--- Request ---
All the data should be repeated exactly. Any image in it is left out.

/---

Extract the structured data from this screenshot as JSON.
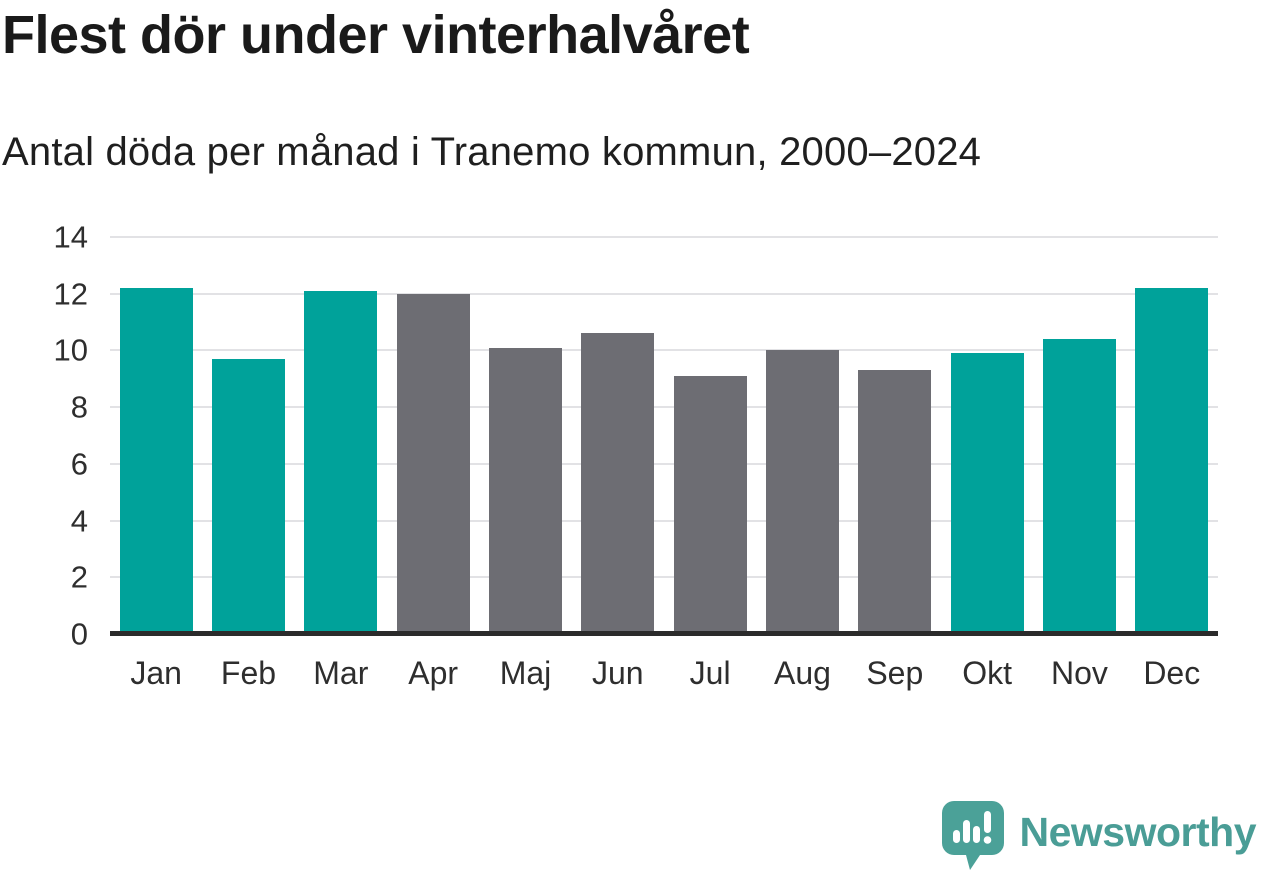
{
  "header": {
    "title": "Flest dör under vinterhalvåret",
    "subtitle": "Antal döda per månad i Tranemo kommun, 2000–2024"
  },
  "chart_data": {
    "type": "bar",
    "title": "Flest dör under vinterhalvåret",
    "subtitle": "Antal döda per månad i Tranemo kommun, 2000–2024",
    "categories": [
      "Jan",
      "Feb",
      "Mar",
      "Apr",
      "Maj",
      "Jun",
      "Jul",
      "Aug",
      "Sep",
      "Okt",
      "Nov",
      "Dec"
    ],
    "values": [
      12.2,
      9.7,
      12.1,
      12.0,
      10.1,
      10.6,
      9.1,
      10.0,
      9.3,
      9.9,
      10.4,
      12.2
    ],
    "bar_color_keys": [
      "winter",
      "winter",
      "winter",
      "summer",
      "summer",
      "summer",
      "summer",
      "summer",
      "summer",
      "winter",
      "winter",
      "winter"
    ],
    "xlabel": "",
    "ylabel": "",
    "ylim": [
      0,
      14
    ],
    "yticks": [
      0,
      2,
      4,
      6,
      8,
      10,
      12,
      14
    ],
    "grid": true,
    "legend": "none",
    "colors": {
      "winter": "#00a29a",
      "summer": "#6d6d73",
      "gridline": "#e2e2e5",
      "axis_line": "#2b2b2b",
      "tick_text": "#2e2e2e"
    }
  },
  "footer": {
    "brand": "Newsworthy",
    "brand_color": "#4a9d96"
  }
}
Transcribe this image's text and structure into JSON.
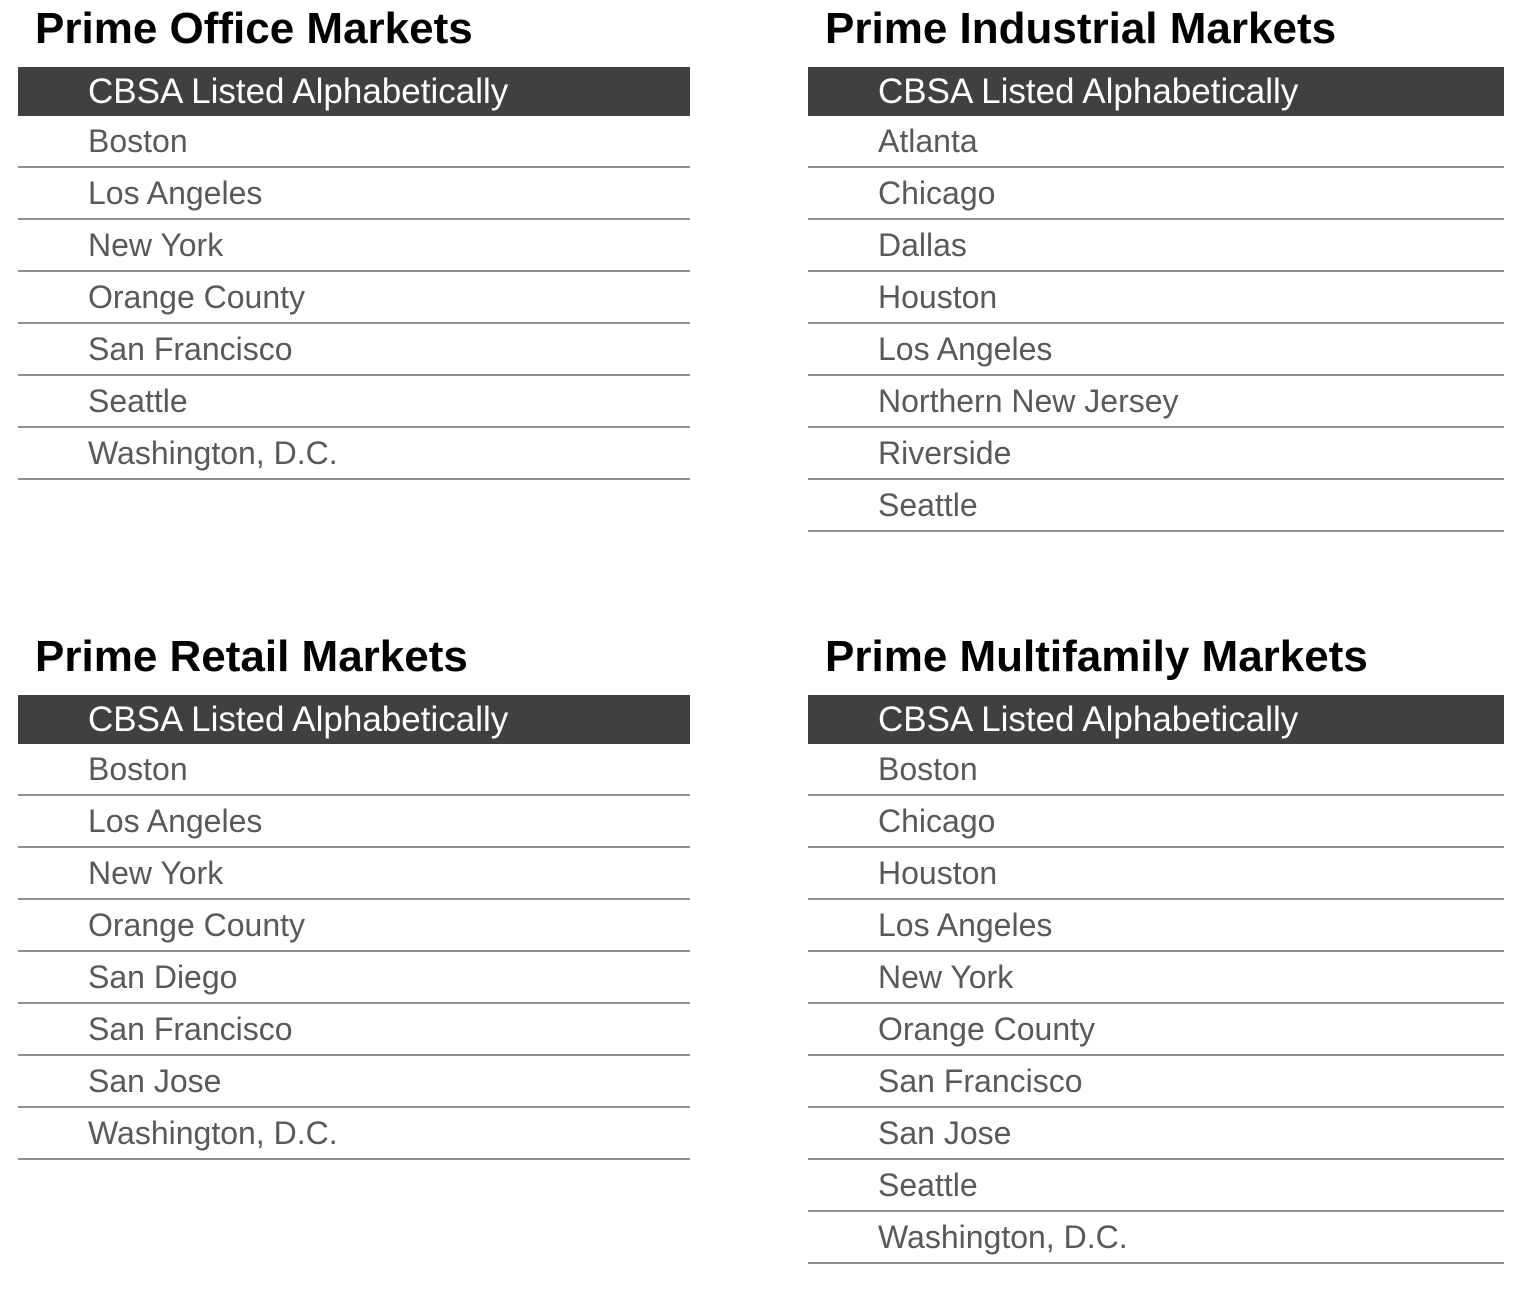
{
  "page": {
    "background": "#ffffff"
  },
  "colors": {
    "title_text": "#000000",
    "header_bg": "#404040",
    "header_text": "#ffffff",
    "row_text": "#595959",
    "row_divider": "#919191"
  },
  "tables": {
    "office": {
      "title": "Prime Office Markets",
      "header": "CBSA Listed Alphabetically",
      "rows": [
        "Boston",
        "Los Angeles",
        "New York",
        "Orange County",
        "San Francisco",
        "Seattle",
        "Washington, D.C."
      ]
    },
    "industrial": {
      "title": "Prime Industrial Markets",
      "header": "CBSA Listed Alphabetically",
      "rows": [
        "Atlanta",
        "Chicago",
        "Dallas",
        "Houston",
        "Los Angeles",
        "Northern New Jersey",
        "Riverside",
        "Seattle"
      ]
    },
    "retail": {
      "title": "Prime Retail Markets",
      "header": "CBSA Listed Alphabetically",
      "rows": [
        "Boston",
        "Los Angeles",
        "New York",
        "Orange County",
        "San Diego",
        "San Francisco",
        "San Jose",
        "Washington, D.C."
      ]
    },
    "multifamily": {
      "title": "Prime Multifamily Markets",
      "header": "CBSA Listed Alphabetically",
      "rows": [
        "Boston",
        "Chicago",
        "Houston",
        "Los Angeles",
        "New York",
        "Orange County",
        "San Francisco",
        "San Jose",
        "Seattle",
        "Washington, D.C."
      ]
    }
  }
}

\---

--- Expected output ---
Extract the structured data from this screenshot as JSON.
{
  "header": {
    "title": "Flest dör under vinterhalvåret",
    "subtitle": "Antal döda per månad i Tranemo kommun, 2000–2024"
  },
  "chart_data": {
    "type": "bar",
    "title": "Flest dör under vinterhalvåret",
    "subtitle": "Antal döda per månad i Tranemo kommun, 2000–2024",
    "categories": [
      "Jan",
      "Feb",
      "Mar",
      "Apr",
      "Maj",
      "Jun",
      "Jul",
      "Aug",
      "Sep",
      "Okt",
      "Nov",
      "Dec"
    ],
    "values": [
      12.2,
      9.7,
      12.1,
      12.0,
      10.1,
      10.6,
      9.1,
      10.0,
      9.3,
      9.9,
      10.4,
      12.2
    ],
    "bar_color_keys": [
      "winter",
      "winter",
      "winter",
      "summer",
      "summer",
      "summer",
      "summer",
      "summer",
      "summer",
      "winter",
      "winter",
      "winter"
    ],
    "xlabel": "",
    "ylabel": "",
    "ylim": [
      0,
      14
    ],
    "yticks": [
      0,
      2,
      4,
      6,
      8,
      10,
      12,
      14
    ],
    "grid": true,
    "legend": "none",
    "colors": {
      "winter": "#00a29a",
      "summer": "#6d6d73",
      "gridline": "#e2e2e5",
      "axis_line": "#2b2b2b",
      "tick_text": "#2e2e2e"
    }
  },
  "footer": {
    "brand": "Newsworthy",
    "brand_color": "#4a9d96"
  }
}
Transcribe this image's text and structure into JSON.
{
  "page": {
    "background": "#ffffff"
  },
  "colors": {
    "title_text": "#000000",
    "header_bg": "#404040",
    "header_text": "#ffffff",
    "row_text": "#595959",
    "row_divider": "#919191"
  },
  "tables": {
    "office": {
      "title": "Prime Office Markets",
      "header": "CBSA Listed Alphabetically",
      "rows": [
        "Boston",
        "Los Angeles",
        "New York",
        "Orange County",
        "San Francisco",
        "Seattle",
        "Washington, D.C."
      ]
    },
    "industrial": {
      "title": "Prime Industrial Markets",
      "header": "CBSA Listed Alphabetically",
      "rows": [
        "Atlanta",
        "Chicago",
        "Dallas",
        "Houston",
        "Los Angeles",
        "Northern New Jersey",
        "Riverside",
        "Seattle"
      ]
    },
    "retail": {
      "title": "Prime Retail Markets",
      "header": "CBSA Listed Alphabetically",
      "rows": [
        "Boston",
        "Los Angeles",
        "New York",
        "Orange County",
        "San Diego",
        "San Francisco",
        "San Jose",
        "Washington, D.C."
      ]
    },
    "multifamily": {
      "title": "Prime Multifamily Markets",
      "header": "CBSA Listed Alphabetically",
      "rows": [
        "Boston",
        "Chicago",
        "Houston",
        "Los Angeles",
        "New York",
        "Orange County",
        "San Francisco",
        "San Jose",
        "Seattle",
        "Washington, D.C."
      ]
    }
  }
}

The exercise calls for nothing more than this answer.